[Records start]

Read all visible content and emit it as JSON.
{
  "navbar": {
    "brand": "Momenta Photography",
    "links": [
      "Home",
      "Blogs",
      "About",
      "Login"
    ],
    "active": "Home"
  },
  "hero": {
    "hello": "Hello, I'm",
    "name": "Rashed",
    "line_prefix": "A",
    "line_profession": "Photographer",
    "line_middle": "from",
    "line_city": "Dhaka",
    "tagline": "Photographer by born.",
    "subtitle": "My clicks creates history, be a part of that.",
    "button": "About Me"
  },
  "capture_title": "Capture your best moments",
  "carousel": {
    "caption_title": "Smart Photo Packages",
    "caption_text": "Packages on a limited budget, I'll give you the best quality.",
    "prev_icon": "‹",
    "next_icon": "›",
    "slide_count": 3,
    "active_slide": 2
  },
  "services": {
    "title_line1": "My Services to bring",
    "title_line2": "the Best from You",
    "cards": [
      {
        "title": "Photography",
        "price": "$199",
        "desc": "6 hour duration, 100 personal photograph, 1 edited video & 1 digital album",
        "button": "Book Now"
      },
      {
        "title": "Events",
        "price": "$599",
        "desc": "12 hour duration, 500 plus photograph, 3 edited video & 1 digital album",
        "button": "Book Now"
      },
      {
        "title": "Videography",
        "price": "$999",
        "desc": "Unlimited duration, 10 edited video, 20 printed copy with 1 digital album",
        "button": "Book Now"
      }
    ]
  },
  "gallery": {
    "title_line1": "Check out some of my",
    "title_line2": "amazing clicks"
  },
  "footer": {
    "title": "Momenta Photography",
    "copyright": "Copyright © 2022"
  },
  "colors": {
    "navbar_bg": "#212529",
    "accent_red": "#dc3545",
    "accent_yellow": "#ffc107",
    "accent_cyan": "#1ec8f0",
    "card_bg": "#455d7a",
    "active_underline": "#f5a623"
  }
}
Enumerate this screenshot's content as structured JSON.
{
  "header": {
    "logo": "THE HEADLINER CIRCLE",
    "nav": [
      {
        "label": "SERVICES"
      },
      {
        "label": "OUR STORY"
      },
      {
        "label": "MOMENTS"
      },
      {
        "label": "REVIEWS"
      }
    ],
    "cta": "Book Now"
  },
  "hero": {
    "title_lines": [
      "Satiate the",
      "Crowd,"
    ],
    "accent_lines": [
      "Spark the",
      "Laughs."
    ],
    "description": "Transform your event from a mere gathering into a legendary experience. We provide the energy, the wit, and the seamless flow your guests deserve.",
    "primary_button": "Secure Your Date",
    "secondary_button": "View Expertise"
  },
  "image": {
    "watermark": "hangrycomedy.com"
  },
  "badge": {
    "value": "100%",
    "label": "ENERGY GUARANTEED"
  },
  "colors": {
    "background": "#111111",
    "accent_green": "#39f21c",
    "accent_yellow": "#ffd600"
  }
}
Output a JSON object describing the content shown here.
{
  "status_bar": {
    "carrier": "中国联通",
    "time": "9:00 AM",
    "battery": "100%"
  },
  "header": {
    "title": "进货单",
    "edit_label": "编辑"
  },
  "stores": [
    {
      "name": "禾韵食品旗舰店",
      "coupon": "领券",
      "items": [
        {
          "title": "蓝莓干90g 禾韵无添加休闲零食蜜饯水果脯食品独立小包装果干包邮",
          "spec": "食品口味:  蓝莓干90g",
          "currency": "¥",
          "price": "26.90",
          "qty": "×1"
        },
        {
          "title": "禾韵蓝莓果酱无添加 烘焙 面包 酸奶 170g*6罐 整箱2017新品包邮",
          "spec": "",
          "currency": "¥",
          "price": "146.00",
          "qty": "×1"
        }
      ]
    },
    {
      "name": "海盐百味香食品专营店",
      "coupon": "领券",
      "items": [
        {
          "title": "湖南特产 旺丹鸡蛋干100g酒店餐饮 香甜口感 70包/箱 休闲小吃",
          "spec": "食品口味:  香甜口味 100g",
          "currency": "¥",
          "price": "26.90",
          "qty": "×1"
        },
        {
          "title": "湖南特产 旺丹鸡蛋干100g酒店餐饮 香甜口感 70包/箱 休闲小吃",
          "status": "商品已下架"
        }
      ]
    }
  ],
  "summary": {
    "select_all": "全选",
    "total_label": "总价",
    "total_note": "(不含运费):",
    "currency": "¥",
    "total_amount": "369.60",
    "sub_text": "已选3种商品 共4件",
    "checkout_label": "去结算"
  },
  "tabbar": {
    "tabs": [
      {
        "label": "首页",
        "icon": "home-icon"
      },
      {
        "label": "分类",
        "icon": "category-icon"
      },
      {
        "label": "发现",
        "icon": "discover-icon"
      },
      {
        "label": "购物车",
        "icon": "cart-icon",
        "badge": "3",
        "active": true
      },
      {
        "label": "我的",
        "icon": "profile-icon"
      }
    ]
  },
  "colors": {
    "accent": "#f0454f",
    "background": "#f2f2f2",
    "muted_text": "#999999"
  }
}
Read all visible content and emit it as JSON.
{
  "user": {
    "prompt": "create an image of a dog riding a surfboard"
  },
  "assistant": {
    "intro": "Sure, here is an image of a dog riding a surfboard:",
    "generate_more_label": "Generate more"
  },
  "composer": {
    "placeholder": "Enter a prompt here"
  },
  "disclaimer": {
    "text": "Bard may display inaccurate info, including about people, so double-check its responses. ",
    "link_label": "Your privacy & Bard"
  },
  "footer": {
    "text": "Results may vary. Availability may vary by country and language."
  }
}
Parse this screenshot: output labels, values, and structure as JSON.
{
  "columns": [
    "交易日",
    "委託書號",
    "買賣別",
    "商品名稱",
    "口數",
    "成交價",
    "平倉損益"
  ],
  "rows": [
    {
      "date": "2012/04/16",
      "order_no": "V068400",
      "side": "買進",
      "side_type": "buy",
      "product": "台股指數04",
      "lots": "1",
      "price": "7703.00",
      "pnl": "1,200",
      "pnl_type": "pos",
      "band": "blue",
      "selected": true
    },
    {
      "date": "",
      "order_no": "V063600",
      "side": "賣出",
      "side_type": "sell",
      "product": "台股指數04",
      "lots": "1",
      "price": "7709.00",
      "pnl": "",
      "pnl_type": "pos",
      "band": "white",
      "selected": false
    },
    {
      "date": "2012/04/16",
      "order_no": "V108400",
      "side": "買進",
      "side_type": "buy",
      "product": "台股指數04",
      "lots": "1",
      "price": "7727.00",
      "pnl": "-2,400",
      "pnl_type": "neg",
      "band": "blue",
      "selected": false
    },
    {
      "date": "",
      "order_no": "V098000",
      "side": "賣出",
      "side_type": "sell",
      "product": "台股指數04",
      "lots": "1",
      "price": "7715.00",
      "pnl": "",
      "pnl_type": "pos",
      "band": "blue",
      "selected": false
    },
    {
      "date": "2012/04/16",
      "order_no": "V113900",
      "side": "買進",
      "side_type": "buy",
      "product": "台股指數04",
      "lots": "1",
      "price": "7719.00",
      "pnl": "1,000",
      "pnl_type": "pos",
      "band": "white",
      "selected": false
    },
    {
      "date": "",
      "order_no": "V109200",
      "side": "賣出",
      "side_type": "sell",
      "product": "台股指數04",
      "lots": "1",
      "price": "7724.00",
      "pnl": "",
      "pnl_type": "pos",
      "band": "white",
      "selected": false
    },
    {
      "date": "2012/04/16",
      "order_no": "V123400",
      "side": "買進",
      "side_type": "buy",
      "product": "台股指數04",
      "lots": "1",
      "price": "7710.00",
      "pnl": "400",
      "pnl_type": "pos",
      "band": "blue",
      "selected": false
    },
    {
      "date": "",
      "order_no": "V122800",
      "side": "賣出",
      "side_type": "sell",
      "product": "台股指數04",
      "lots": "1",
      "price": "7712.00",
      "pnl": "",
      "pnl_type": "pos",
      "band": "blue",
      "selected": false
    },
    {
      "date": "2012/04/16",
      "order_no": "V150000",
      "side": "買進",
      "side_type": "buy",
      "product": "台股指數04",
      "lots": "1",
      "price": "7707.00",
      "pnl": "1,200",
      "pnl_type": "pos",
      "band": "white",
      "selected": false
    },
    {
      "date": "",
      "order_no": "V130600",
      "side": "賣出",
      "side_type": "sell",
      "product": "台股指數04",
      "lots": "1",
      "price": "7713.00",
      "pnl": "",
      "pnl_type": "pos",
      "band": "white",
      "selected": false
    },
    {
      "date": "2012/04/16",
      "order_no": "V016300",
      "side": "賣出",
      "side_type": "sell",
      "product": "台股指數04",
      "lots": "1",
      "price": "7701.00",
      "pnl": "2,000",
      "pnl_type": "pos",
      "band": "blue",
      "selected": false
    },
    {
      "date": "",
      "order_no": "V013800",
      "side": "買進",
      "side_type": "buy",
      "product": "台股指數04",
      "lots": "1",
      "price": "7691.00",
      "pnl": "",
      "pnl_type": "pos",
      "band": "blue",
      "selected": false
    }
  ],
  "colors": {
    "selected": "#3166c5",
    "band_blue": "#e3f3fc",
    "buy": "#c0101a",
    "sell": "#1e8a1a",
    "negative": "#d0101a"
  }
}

[Records end]

* _To do_
Using the records above, find and show each line with the string "Momenta".

* _Task result_
    "brand": "Momenta Photography",
    "title": "Momenta Photography",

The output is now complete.